_What this task involves_. Lines containing the word "grid" need to be counted. Please reply with how many there are, and nothing else.

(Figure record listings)
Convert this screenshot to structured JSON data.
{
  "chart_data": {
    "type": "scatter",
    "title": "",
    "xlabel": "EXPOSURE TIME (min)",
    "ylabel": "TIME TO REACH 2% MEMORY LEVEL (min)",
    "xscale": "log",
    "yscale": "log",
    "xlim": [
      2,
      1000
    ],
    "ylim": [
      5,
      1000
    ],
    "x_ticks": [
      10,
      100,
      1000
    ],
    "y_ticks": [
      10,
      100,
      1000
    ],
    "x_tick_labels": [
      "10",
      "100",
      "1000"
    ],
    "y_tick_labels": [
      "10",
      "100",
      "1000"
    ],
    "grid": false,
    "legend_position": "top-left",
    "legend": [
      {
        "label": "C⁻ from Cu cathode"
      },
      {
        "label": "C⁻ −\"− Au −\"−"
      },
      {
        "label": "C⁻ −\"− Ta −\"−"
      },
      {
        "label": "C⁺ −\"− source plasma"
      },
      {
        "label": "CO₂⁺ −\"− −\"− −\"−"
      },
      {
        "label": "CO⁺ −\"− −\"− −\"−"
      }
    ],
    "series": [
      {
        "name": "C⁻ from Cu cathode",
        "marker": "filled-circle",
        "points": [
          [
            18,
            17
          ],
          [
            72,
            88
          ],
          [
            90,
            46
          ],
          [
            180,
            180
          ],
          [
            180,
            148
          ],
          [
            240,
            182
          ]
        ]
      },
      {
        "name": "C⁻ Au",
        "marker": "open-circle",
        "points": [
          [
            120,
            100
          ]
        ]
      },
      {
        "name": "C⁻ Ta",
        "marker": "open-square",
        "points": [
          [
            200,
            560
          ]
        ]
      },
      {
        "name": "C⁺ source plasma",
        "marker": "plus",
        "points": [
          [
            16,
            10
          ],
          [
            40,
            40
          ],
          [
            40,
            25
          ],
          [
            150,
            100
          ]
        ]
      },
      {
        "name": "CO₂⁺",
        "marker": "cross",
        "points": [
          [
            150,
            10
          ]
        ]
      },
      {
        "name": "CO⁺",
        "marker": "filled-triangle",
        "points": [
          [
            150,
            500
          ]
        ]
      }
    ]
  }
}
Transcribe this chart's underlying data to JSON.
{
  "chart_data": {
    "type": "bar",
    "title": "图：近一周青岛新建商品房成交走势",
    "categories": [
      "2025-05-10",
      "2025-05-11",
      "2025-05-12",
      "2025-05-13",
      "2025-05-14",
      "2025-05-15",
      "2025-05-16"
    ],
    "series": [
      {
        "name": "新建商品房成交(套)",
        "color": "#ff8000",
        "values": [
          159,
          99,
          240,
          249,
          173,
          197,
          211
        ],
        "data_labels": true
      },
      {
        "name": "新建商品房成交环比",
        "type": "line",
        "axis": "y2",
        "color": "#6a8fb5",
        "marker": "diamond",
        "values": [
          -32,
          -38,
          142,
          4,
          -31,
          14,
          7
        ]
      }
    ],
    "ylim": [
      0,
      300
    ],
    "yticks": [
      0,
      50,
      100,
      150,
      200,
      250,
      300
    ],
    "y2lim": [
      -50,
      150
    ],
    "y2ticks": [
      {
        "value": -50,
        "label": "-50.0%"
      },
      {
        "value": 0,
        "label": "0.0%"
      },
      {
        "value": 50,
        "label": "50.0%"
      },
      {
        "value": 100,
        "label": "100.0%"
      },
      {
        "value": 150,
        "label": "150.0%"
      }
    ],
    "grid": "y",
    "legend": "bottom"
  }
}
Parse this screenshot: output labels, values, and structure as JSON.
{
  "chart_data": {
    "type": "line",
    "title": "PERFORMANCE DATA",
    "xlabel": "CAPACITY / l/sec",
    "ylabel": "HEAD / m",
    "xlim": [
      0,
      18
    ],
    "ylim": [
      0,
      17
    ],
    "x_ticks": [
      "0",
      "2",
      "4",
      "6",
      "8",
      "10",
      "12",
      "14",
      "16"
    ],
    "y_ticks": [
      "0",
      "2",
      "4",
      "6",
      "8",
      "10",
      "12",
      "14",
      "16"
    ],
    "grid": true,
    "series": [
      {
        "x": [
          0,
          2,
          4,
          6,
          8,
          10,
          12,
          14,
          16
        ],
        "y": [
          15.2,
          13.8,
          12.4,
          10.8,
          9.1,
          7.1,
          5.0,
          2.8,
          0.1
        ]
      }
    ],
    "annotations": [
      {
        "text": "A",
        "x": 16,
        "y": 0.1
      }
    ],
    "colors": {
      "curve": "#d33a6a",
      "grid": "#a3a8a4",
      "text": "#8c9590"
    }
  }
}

_Solution to this problem_. 4